● **Set exercise**
Copy the listing below in full and skip every picture.

======== Data provided ========

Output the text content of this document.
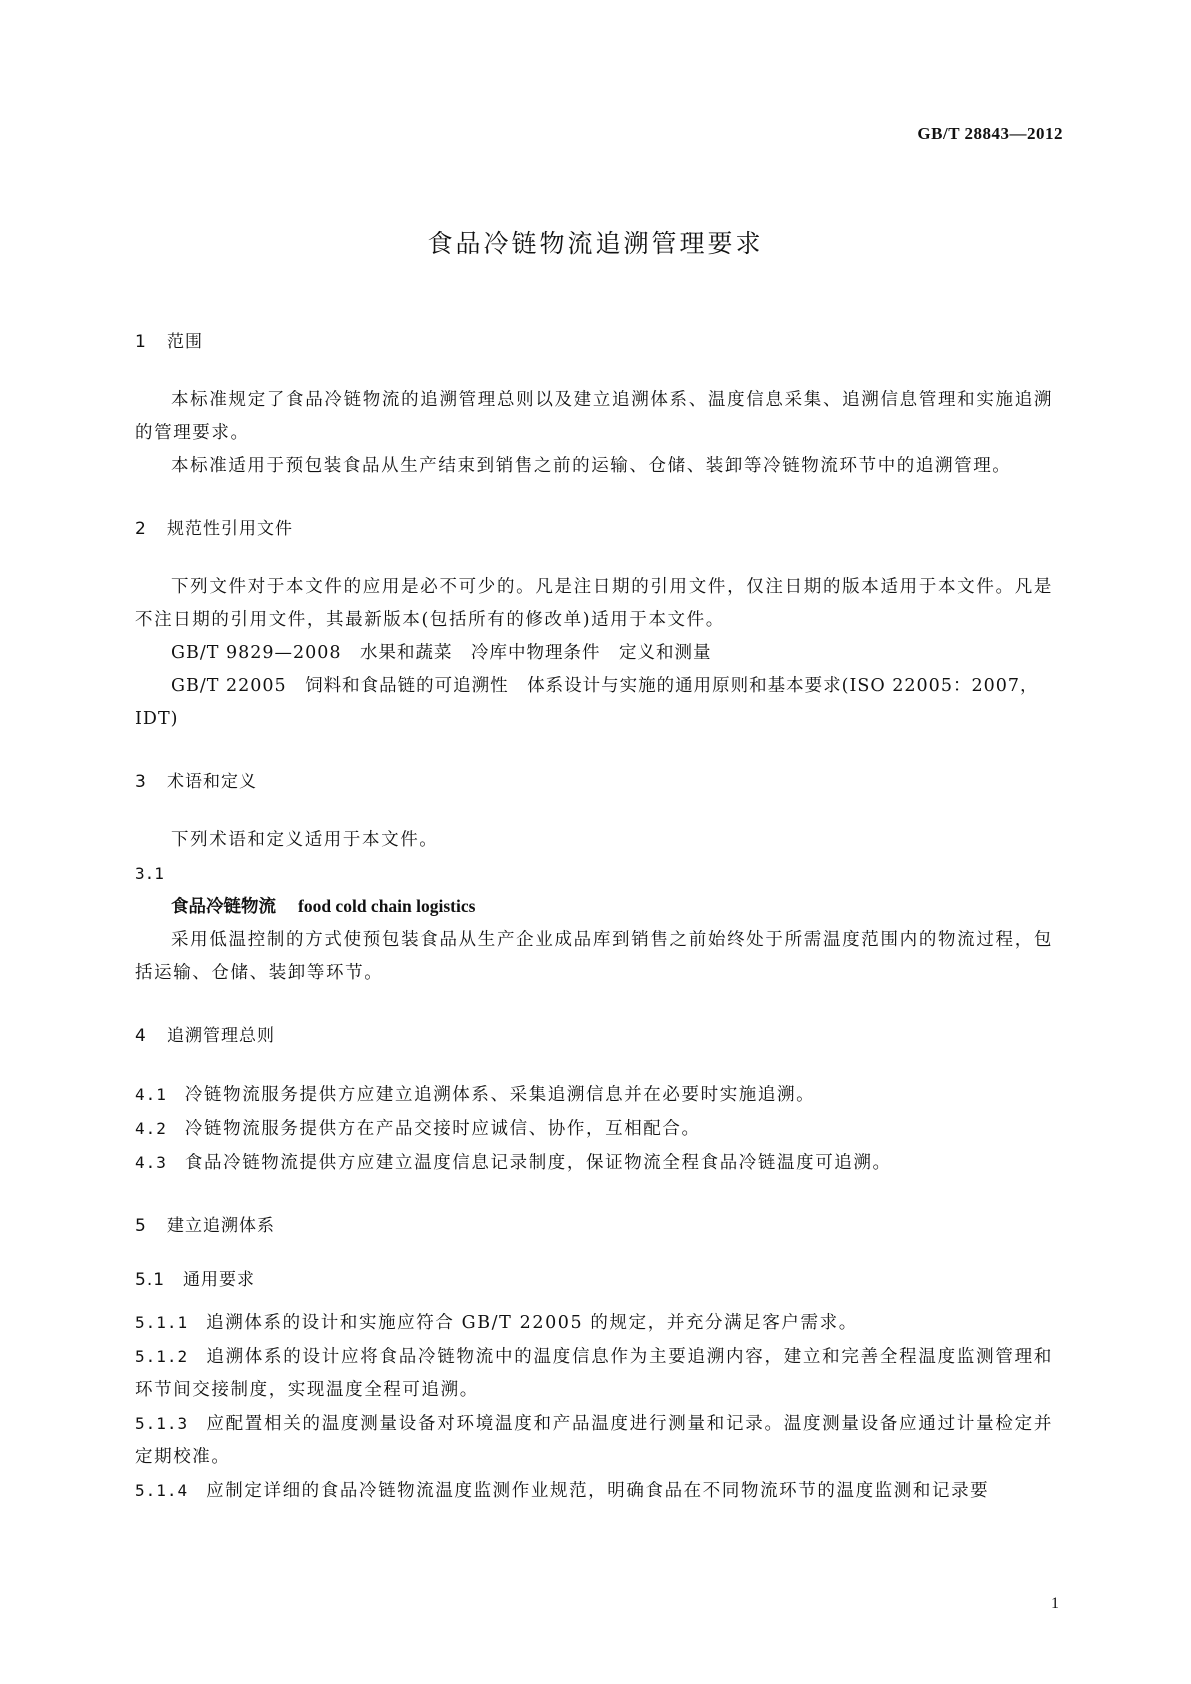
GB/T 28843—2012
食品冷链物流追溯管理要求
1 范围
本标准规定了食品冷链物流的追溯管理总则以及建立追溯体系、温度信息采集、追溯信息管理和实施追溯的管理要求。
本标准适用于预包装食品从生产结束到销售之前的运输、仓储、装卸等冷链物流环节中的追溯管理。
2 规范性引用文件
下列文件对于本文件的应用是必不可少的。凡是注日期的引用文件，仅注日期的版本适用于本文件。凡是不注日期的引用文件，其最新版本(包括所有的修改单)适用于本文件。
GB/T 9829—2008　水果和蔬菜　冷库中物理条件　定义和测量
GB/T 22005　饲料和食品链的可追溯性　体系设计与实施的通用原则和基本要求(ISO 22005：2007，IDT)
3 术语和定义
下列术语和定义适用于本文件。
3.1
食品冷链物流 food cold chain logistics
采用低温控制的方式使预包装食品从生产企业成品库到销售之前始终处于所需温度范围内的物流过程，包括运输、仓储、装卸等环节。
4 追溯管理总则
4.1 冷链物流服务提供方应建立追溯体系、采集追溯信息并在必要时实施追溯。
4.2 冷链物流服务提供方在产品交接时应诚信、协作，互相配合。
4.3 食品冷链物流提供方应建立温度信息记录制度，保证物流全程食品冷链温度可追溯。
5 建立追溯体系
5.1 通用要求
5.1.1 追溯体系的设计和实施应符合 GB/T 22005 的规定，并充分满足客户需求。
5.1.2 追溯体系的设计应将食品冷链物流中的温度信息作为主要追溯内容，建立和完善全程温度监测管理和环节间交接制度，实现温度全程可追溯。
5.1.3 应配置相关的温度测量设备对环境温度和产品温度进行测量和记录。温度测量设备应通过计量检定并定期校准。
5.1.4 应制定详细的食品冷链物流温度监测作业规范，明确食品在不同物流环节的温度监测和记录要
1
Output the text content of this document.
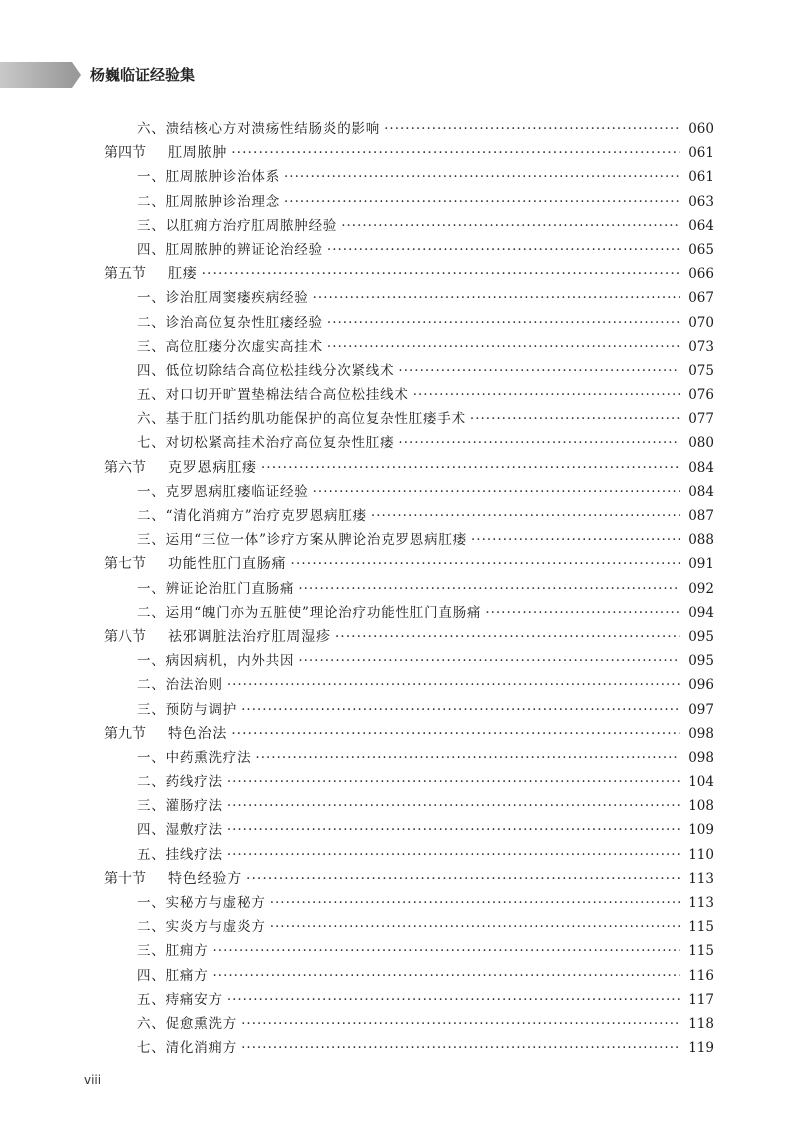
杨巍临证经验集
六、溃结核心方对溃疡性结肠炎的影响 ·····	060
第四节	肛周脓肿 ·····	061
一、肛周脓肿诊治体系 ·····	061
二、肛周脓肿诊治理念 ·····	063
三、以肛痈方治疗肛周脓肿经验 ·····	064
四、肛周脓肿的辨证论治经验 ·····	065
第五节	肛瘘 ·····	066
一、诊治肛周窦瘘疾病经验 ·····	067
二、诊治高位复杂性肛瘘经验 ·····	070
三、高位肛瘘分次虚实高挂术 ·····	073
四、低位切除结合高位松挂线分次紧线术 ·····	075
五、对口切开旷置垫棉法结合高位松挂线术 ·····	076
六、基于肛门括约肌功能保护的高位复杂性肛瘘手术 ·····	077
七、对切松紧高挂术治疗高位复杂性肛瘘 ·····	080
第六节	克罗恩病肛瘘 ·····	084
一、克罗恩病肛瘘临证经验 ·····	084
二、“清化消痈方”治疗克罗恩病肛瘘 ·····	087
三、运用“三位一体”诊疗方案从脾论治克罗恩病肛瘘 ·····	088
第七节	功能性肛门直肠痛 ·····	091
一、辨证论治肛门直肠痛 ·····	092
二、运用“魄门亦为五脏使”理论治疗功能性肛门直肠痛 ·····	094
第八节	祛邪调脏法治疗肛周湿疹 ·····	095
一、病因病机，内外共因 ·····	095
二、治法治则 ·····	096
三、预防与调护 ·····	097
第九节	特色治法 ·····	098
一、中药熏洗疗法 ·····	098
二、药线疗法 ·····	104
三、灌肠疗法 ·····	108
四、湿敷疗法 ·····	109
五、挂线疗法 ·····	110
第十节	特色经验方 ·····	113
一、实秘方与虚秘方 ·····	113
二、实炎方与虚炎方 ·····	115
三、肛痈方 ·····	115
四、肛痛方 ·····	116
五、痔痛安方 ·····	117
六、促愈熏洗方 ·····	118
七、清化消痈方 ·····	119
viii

========

● **Solution to this exercise**
Output the text content of this document.
GB/T 28843—2012
食品冷链物流追溯管理要求
1 范围
本标准规定了食品冷链物流的追溯管理总则以及建立追溯体系、温度信息采集、追溯信息管理和实施追溯的管理要求。
本标准适用于预包装食品从生产结束到销售之前的运输、仓储、装卸等冷链物流环节中的追溯管理。
2 规范性引用文件
下列文件对于本文件的应用是必不可少的。凡是注日期的引用文件，仅注日期的版本适用于本文件。凡是不注日期的引用文件，其最新版本(包括所有的修改单)适用于本文件。
GB/T 9829—2008　水果和蔬菜　冷库中物理条件　定义和测量
GB/T 22005　饲料和食品链的可追溯性　体系设计与实施的通用原则和基本要求(ISO 22005：2007，IDT)
3 术语和定义
下列术语和定义适用于本文件。
3.1
食品冷链物流 food cold chain logistics
采用低温控制的方式使预包装食品从生产企业成品库到销售之前始终处于所需温度范围内的物流过程，包括运输、仓储、装卸等环节。
4 追溯管理总则
4.1 冷链物流服务提供方应建立追溯体系、采集追溯信息并在必要时实施追溯。
4.2 冷链物流服务提供方在产品交接时应诚信、协作，互相配合。
4.3 食品冷链物流提供方应建立温度信息记录制度，保证物流全程食品冷链温度可追溯。
5 建立追溯体系
5.1 通用要求
5.1.1 追溯体系的设计和实施应符合 GB/T 22005 的规定，并充分满足客户需求。
5.1.2 追溯体系的设计应将食品冷链物流中的温度信息作为主要追溯内容，建立和完善全程温度监测管理和环节间交接制度，实现温度全程可追溯。
5.1.3 应配置相关的温度测量设备对环境温度和产品温度进行测量和记录。温度测量设备应通过计量检定并定期校准。
5.1.4 应制定详细的食品冷链物流温度监测作业规范，明确食品在不同物流环节的温度监测和记录要
1
Output the text content of this document.
杨巍临证经验集
六、溃结核心方对溃疡性结肠炎的影响 ·····	060
第四节	肛周脓肿 ·····	061
一、肛周脓肿诊治体系 ·····	061
二、肛周脓肿诊治理念 ·····	063
三、以肛痈方治疗肛周脓肿经验 ·····	064
四、肛周脓肿的辨证论治经验 ·····	065
第五节	肛瘘 ·····	066
一、诊治肛周窦瘘疾病经验 ·····	067
二、诊治高位复杂性肛瘘经验 ·····	070
三、高位肛瘘分次虚实高挂术 ·····	073
四、低位切除结合高位松挂线分次紧线术 ·····	075
五、对口切开旷置垫棉法结合高位松挂线术 ·····	076
六、基于肛门括约肌功能保护的高位复杂性肛瘘手术 ·····	077
七、对切松紧高挂术治疗高位复杂性肛瘘 ·····	080
第六节	克罗恩病肛瘘 ·····	084
一、克罗恩病肛瘘临证经验 ·····	084
二、“清化消痈方”治疗克罗恩病肛瘘 ·····	087
三、运用“三位一体”诊疗方案从脾论治克罗恩病肛瘘 ·····	088
第七节	功能性肛门直肠痛 ·····	091
一、辨证论治肛门直肠痛 ·····	092
二、运用“魄门亦为五脏使”理论治疗功能性肛门直肠痛 ·····	094
第八节	祛邪调脏法治疗肛周湿疹 ·····	095
一、病因病机，内外共因 ·····	095
二、治法治则 ·····	096
三、预防与调护 ·····	097
第九节	特色治法 ·····	098
一、中药熏洗疗法 ·····	098
二、药线疗法 ·····	104
三、灌肠疗法 ·····	108
四、湿敷疗法 ·····	109
五、挂线疗法 ·····	110
第十节	特色经验方 ·····	113
一、实秘方与虚秘方 ·····	113
二、实炎方与虚炎方 ·····	115
三、肛痈方 ·····	115
四、肛痛方 ·····	116
五、痔痛安方 ·····	117
六、促愈熏洗方 ·····	118
七、清化消痈方 ·····	119
viii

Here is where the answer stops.